** start **
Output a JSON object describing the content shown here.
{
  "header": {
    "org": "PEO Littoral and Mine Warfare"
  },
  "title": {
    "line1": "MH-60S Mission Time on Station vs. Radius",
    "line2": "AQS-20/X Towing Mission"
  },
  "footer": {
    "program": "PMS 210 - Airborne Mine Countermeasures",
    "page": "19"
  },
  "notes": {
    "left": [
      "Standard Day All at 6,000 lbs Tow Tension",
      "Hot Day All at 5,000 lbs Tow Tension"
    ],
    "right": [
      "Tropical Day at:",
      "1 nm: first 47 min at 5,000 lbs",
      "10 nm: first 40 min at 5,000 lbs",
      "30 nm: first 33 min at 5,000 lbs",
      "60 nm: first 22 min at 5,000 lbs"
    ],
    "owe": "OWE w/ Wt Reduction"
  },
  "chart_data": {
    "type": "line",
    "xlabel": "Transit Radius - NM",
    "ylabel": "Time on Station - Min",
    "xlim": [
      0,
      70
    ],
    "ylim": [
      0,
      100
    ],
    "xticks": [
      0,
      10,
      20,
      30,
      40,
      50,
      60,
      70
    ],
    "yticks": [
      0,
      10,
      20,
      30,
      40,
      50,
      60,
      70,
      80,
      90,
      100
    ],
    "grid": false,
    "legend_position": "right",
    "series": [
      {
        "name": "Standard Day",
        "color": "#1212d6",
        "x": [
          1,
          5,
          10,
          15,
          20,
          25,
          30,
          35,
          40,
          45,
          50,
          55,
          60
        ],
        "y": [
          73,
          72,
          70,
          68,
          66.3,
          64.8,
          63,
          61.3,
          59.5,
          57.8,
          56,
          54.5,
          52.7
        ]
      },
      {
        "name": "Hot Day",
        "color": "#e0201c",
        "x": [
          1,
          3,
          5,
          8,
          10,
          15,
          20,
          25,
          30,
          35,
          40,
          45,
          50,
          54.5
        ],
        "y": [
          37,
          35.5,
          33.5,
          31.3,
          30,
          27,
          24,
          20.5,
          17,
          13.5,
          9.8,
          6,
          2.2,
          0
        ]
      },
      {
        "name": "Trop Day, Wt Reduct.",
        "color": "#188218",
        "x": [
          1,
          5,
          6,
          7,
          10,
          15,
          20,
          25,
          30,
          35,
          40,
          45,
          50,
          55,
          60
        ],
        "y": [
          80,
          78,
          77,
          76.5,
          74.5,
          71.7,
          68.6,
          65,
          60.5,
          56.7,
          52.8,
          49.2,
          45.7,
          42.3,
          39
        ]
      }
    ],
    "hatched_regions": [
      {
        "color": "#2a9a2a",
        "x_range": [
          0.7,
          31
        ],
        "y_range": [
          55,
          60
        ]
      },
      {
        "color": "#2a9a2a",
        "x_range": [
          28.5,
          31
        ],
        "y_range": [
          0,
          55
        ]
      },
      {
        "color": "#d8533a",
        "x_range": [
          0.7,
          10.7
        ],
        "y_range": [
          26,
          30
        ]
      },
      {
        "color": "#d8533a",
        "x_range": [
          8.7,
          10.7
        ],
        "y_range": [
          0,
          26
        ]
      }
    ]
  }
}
** end **
GOAL: Pull out every line in the material above where "Standard" occurs.

OUTPUT OF THE TASK:
      "Standard Day All at 6,000 lbs Tow Tension",
        "name": "Standard Day",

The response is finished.